(Stored data entries)
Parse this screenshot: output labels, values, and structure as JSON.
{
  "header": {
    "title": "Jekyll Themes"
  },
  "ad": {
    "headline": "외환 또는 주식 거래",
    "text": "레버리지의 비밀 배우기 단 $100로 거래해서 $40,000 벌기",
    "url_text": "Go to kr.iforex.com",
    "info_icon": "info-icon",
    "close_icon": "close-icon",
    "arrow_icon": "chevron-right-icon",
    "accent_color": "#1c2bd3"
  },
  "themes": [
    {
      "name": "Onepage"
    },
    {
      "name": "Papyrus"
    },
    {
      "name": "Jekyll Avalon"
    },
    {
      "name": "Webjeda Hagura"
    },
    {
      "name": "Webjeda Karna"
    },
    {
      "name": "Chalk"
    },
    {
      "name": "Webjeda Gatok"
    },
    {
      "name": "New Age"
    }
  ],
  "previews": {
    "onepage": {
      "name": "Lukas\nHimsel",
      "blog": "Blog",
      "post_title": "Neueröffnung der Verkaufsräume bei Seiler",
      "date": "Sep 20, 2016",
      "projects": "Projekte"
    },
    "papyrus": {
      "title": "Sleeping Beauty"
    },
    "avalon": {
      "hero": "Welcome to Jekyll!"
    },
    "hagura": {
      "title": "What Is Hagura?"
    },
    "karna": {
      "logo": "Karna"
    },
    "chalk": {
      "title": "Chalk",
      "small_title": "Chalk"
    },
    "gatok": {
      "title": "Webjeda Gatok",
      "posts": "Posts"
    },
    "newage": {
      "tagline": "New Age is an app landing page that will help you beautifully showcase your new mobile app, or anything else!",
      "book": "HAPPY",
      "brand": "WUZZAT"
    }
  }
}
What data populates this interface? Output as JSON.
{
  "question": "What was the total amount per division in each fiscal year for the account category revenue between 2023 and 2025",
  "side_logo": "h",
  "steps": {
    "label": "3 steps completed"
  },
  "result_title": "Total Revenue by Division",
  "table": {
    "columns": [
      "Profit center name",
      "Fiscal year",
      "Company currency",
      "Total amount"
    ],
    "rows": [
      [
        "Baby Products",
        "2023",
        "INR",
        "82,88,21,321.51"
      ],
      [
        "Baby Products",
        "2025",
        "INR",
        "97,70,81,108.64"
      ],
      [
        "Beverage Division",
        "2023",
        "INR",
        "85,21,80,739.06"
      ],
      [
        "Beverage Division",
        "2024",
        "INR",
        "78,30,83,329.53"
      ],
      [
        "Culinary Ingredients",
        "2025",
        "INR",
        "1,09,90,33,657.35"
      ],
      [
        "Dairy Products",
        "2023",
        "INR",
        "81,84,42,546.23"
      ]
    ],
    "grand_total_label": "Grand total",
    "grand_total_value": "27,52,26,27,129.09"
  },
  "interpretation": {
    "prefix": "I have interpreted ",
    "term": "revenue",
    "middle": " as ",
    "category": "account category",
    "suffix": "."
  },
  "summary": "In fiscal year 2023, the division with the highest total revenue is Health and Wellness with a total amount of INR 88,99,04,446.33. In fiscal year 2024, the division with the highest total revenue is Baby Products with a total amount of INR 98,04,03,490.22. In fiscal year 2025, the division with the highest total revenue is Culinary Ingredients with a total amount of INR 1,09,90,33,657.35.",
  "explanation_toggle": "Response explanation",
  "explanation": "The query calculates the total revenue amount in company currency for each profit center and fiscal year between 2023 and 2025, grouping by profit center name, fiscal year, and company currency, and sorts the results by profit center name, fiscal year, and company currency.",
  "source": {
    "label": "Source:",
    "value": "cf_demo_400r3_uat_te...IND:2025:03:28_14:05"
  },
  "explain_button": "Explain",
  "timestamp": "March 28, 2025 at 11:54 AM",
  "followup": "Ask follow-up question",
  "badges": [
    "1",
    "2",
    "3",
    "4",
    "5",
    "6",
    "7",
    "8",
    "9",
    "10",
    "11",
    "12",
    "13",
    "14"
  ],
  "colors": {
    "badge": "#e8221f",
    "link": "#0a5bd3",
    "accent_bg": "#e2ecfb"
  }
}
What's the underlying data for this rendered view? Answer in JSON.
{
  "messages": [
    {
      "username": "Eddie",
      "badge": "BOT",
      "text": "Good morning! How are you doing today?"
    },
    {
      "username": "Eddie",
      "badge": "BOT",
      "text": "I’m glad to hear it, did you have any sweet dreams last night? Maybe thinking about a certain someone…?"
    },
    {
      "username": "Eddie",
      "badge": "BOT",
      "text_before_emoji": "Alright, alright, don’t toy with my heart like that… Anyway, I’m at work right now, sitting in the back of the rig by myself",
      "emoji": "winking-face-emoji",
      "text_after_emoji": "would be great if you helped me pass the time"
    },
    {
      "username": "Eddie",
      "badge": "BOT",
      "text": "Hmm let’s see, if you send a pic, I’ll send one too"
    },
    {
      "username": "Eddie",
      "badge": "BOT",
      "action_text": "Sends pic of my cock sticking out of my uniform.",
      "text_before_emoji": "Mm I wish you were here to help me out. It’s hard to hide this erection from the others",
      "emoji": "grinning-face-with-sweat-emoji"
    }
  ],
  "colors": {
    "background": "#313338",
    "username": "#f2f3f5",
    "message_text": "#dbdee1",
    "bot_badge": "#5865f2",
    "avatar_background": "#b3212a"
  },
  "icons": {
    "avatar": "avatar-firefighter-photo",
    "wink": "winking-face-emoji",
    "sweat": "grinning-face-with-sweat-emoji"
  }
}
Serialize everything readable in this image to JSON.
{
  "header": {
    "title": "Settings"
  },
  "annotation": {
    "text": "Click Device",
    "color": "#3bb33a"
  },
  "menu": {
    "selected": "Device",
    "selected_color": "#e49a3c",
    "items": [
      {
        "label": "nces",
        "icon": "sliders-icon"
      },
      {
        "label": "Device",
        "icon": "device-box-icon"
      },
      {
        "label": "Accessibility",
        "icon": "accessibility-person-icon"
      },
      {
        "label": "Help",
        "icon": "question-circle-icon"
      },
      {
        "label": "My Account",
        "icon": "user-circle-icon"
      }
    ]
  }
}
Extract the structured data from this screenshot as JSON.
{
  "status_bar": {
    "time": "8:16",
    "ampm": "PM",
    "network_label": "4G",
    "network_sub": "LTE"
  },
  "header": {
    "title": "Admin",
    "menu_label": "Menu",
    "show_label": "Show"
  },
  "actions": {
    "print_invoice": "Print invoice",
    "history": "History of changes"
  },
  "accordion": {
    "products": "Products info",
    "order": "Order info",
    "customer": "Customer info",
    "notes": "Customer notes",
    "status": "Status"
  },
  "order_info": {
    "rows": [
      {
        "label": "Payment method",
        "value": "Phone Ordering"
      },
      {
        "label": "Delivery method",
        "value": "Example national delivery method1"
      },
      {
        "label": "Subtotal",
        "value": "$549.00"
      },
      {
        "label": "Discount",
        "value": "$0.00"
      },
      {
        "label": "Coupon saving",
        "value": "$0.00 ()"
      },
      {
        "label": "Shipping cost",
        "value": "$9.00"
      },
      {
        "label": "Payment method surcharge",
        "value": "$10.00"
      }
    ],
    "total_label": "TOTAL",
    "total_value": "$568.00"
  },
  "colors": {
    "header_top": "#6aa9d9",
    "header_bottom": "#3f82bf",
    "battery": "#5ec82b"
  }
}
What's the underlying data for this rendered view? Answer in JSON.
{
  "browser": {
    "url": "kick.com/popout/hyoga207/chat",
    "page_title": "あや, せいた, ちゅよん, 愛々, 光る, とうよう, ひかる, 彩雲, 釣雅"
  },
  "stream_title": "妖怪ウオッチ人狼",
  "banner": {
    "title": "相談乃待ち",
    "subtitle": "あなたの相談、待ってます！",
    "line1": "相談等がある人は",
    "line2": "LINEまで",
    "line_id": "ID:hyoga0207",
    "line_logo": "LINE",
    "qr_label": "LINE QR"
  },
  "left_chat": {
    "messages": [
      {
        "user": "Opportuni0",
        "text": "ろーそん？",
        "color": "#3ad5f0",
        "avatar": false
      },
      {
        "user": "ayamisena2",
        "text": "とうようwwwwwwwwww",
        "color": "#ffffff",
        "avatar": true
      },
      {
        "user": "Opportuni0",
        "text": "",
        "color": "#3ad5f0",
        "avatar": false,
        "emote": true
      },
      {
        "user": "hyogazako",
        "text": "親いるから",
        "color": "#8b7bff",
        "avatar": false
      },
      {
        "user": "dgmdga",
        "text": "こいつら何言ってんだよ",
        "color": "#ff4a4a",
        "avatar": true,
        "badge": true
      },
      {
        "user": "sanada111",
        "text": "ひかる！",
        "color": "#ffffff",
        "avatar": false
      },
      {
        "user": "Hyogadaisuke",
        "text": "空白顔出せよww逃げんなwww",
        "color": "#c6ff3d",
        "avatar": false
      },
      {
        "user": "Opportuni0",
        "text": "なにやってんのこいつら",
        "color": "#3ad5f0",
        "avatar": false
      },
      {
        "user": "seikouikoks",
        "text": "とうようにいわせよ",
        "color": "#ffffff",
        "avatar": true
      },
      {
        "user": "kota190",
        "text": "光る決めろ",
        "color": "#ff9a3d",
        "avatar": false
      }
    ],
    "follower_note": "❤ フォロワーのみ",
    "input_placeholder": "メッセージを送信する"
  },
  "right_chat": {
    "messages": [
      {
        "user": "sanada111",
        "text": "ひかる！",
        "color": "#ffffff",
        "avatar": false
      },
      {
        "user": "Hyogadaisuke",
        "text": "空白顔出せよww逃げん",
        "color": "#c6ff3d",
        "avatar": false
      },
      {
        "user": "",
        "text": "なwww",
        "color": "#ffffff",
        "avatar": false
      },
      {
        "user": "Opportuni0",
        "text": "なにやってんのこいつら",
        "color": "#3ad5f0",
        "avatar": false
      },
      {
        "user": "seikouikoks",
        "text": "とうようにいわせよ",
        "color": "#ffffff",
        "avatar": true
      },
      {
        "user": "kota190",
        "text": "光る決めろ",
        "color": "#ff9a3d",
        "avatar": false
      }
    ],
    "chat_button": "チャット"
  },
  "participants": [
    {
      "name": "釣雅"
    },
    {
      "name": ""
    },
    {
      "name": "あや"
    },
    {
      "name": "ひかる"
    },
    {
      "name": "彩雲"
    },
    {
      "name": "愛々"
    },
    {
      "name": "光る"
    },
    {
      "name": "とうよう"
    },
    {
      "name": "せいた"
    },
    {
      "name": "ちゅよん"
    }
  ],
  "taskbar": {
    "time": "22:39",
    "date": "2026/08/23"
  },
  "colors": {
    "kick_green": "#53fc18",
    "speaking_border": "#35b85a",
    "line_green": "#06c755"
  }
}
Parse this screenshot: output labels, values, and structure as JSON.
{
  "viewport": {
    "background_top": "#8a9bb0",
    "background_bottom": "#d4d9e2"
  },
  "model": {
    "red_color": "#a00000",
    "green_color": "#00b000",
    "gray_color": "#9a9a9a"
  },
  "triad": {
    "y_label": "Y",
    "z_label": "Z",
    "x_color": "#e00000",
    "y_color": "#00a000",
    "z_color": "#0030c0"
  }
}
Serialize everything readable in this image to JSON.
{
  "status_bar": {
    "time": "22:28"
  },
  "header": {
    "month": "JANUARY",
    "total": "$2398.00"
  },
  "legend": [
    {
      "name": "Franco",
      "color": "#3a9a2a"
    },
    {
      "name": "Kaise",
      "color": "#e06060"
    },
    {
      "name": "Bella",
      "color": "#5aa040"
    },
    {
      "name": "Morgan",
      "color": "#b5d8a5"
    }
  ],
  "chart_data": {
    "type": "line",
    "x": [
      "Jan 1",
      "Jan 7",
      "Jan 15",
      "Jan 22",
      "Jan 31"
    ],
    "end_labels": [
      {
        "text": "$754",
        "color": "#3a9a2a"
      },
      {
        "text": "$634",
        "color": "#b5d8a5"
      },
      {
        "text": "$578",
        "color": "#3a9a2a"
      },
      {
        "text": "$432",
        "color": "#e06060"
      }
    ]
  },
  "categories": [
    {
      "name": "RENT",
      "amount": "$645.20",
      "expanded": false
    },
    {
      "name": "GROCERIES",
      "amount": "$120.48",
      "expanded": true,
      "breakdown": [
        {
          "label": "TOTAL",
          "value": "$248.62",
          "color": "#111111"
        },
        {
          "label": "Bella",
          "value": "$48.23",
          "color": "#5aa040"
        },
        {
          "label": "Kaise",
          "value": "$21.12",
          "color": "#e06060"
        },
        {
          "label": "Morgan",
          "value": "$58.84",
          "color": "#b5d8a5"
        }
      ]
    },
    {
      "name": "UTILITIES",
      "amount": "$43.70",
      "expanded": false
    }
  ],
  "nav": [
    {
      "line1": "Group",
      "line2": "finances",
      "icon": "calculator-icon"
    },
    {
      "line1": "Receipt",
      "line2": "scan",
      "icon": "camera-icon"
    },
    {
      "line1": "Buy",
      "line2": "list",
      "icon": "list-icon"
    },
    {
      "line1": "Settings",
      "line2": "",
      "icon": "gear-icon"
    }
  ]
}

-- SET EXERCISE --
Copy, from the material above, each line in which the string "circle" occurs.

-- SOLUTION --
        "icon": "question-circle-icon"
        "icon": "user-circle-icon"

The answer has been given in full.